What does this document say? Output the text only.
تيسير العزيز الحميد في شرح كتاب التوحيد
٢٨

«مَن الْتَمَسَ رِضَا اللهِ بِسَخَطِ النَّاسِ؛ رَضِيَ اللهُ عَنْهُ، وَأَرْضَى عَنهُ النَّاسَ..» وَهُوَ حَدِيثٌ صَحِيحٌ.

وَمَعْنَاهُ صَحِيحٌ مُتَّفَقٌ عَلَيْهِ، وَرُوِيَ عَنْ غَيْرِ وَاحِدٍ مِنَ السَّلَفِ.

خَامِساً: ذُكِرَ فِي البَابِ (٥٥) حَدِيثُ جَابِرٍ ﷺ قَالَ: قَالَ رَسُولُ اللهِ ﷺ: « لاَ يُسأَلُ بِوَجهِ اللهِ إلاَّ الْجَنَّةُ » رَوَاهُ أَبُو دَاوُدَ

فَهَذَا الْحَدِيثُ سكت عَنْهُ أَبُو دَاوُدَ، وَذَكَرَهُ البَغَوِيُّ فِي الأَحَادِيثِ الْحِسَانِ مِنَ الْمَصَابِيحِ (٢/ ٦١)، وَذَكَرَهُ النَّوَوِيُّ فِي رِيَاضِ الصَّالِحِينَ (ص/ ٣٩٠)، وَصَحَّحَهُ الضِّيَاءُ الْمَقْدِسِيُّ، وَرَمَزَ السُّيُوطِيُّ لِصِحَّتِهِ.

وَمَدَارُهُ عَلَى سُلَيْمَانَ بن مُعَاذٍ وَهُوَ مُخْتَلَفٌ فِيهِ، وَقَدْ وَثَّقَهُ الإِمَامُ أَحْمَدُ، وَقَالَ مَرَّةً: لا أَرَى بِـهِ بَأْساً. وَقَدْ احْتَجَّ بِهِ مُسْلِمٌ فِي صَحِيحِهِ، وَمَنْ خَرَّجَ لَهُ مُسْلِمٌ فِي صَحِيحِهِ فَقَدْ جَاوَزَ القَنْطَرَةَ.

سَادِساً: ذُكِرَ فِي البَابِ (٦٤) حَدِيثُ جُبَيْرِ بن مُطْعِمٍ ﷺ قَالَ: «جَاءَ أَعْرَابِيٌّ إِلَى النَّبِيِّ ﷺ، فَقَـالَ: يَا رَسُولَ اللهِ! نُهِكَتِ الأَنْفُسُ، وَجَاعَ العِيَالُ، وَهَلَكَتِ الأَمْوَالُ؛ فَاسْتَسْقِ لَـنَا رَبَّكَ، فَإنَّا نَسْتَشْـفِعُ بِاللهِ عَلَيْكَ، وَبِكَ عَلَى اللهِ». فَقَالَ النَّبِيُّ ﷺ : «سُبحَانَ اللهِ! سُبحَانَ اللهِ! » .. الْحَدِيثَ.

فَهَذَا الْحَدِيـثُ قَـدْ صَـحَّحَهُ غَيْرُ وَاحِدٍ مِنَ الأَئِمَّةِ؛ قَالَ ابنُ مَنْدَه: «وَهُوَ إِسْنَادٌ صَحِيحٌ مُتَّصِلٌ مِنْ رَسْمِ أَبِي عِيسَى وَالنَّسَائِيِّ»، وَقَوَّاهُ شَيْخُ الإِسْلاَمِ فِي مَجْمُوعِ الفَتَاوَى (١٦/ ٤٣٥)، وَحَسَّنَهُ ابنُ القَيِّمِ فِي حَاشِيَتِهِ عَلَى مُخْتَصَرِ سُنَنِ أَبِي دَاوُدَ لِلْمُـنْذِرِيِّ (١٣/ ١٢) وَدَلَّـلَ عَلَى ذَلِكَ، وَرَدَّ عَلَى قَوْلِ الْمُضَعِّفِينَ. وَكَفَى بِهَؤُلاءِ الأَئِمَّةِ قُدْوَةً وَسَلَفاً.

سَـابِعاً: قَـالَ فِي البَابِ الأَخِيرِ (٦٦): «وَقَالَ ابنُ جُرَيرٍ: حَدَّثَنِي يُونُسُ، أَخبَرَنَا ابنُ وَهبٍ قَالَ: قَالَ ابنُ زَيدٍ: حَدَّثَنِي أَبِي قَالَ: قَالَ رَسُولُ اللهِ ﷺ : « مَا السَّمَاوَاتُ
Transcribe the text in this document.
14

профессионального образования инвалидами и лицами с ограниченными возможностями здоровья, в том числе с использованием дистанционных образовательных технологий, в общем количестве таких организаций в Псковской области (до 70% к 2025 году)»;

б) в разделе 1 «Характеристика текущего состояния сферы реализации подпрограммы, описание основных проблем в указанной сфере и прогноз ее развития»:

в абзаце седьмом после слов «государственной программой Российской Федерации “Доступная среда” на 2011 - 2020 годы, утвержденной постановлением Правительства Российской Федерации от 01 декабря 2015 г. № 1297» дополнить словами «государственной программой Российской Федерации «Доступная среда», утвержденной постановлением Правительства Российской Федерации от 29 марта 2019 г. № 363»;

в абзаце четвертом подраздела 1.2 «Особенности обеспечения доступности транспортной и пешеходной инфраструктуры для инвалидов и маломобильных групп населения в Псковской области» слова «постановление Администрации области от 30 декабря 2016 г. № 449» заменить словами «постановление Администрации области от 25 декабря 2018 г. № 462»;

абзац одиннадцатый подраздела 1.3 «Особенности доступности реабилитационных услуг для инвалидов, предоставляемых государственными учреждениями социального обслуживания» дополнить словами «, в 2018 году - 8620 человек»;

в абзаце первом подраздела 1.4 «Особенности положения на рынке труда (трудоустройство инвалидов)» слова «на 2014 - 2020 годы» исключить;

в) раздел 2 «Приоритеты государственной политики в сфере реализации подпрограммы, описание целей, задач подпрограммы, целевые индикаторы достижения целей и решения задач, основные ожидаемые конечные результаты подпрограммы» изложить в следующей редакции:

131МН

**Required work**
Your task is to return the full listing exactly as it was given.

**Correct result**
What does this document say? Output the text only.
تيسير العزيز الحميد في شرح كتاب التوحيد
٢٨

«مَن الْتَمَسَ رِضَا اللهِ بِسَخَطِ النَّاسِ؛ رَضِيَ اللهُ عَنْهُ، وَأَرْضَى عَنهُ النَّاسَ..» وَهُوَ حَدِيثٌ صَحِيحٌ.

وَمَعْنَاهُ صَحِيحٌ مُتَّفَقٌ عَلَيْهِ، وَرُوِيَ عَنْ غَيْرِ وَاحِدٍ مِنَ السَّلَفِ.

خَامِساً: ذُكِرَ فِي البَابِ (٥٥) حَدِيثُ جَابِرٍ ﷺ قَالَ: قَالَ رَسُولُ اللهِ ﷺ: « لاَ يُسأَلُ بِوَجهِ اللهِ إلاَّ الْجَنَّةُ » رَوَاهُ أَبُو دَاوُدَ

فَهَذَا الْحَدِيثُ سكت عَنْهُ أَبُو دَاوُدَ، وَذَكَرَهُ البَغَوِيُّ فِي الأَحَادِيثِ الْحِسَانِ مِنَ الْمَصَابِيحِ (٢/ ٦١)، وَذَكَرَهُ النَّوَوِيُّ فِي رِيَاضِ الصَّالِحِينَ (ص/ ٣٩٠)، وَصَحَّحَهُ الضِّيَاءُ الْمَقْدِسِيُّ، وَرَمَزَ السُّيُوطِيُّ لِصِحَّتِهِ.

وَمَدَارُهُ عَلَى سُلَيْمَانَ بن مُعَاذٍ وَهُوَ مُخْتَلَفٌ فِيهِ، وَقَدْ وَثَّقَهُ الإِمَامُ أَحْمَدُ، وَقَالَ مَرَّةً: لا أَرَى بِـهِ بَأْساً. وَقَدْ احْتَجَّ بِهِ مُسْلِمٌ فِي صَحِيحِهِ، وَمَنْ خَرَّجَ لَهُ مُسْلِمٌ فِي صَحِيحِهِ فَقَدْ جَاوَزَ القَنْطَرَةَ.

سَادِساً: ذُكِرَ فِي البَابِ (٦٤) حَدِيثُ جُبَيْرِ بن مُطْعِمٍ ﷺ قَالَ: «جَاءَ أَعْرَابِيٌّ إِلَى النَّبِيِّ ﷺ، فَقَـالَ: يَا رَسُولَ اللهِ! نُهِكَتِ الأَنْفُسُ، وَجَاعَ العِيَالُ، وَهَلَكَتِ الأَمْوَالُ؛ فَاسْتَسْقِ لَـنَا رَبَّكَ، فَإنَّا نَسْتَشْـفِعُ بِاللهِ عَلَيْكَ، وَبِكَ عَلَى اللهِ». فَقَالَ النَّبِيُّ ﷺ : «سُبحَانَ اللهِ! سُبحَانَ اللهِ! » .. الْحَدِيثَ.

فَهَذَا الْحَدِيـثُ قَـدْ صَـحَّحَهُ غَيْرُ وَاحِدٍ مِنَ الأَئِمَّةِ؛ قَالَ ابنُ مَنْدَه: «وَهُوَ إِسْنَادٌ صَحِيحٌ مُتَّصِلٌ مِنْ رَسْمِ أَبِي عِيسَى وَالنَّسَائِيِّ»، وَقَوَّاهُ شَيْخُ الإِسْلاَمِ فِي مَجْمُوعِ الفَتَاوَى (١٦/ ٤٣٥)، وَحَسَّنَهُ ابنُ القَيِّمِ فِي حَاشِيَتِهِ عَلَى مُخْتَصَرِ سُنَنِ أَبِي دَاوُدَ لِلْمُـنْذِرِيِّ (١٣/ ١٢) وَدَلَّـلَ عَلَى ذَلِكَ، وَرَدَّ عَلَى قَوْلِ الْمُضَعِّفِينَ. وَكَفَى بِهَؤُلاءِ الأَئِمَّةِ قُدْوَةً وَسَلَفاً.

سَـابِعاً: قَـالَ فِي البَابِ الأَخِيرِ (٦٦): «وَقَالَ ابنُ جُرَيرٍ: حَدَّثَنِي يُونُسُ، أَخبَرَنَا ابنُ وَهبٍ قَالَ: قَالَ ابنُ زَيدٍ: حَدَّثَنِي أَبِي قَالَ: قَالَ رَسُولُ اللهِ ﷺ : « مَا السَّمَاوَاتُ
Transcribe the text in this document.
14

профессионального образования инвалидами и лицами с ограниченными возможностями здоровья, в том числе с использованием дистанционных образовательных технологий, в общем количестве таких организаций в Псковской области (до 70% к 2025 году)»;

б) в разделе 1 «Характеристика текущего состояния сферы реализации подпрограммы, описание основных проблем в указанной сфере и прогноз ее развития»:

в абзаце седьмом после слов «государственной программой Российской Федерации “Доступная среда” на 2011 - 2020 годы, утвержденной постановлением Правительства Российской Федерации от 01 декабря 2015 г. № 1297» дополнить словами «государственной программой Российской Федерации «Доступная среда», утвержденной постановлением Правительства Российской Федерации от 29 марта 2019 г. № 363»;

в абзаце четвертом подраздела 1.2 «Особенности обеспечения доступности транспортной и пешеходной инфраструктуры для инвалидов и маломобильных групп населения в Псковской области» слова «постановление Администрации области от 30 декабря 2016 г. № 449» заменить словами «постановление Администрации области от 25 декабря 2018 г. № 462»;

абзац одиннадцатый подраздела 1.3 «Особенности доступности реабилитационных услуг для инвалидов, предоставляемых государственными учреждениями социального обслуживания» дополнить словами «, в 2018 году - 8620 человек»;

в абзаце первом подраздела 1.4 «Особенности положения на рынке труда (трудоустройство инвалидов)» слова «на 2014 - 2020 годы» исключить;

в) раздел 2 «Приоритеты государственной политики в сфере реализации подпрограммы, описание целей, задач подпрограммы, целевые индикаторы достижения целей и решения задач, основные ожидаемые конечные результаты подпрограммы» изложить в следующей редакции:

131МН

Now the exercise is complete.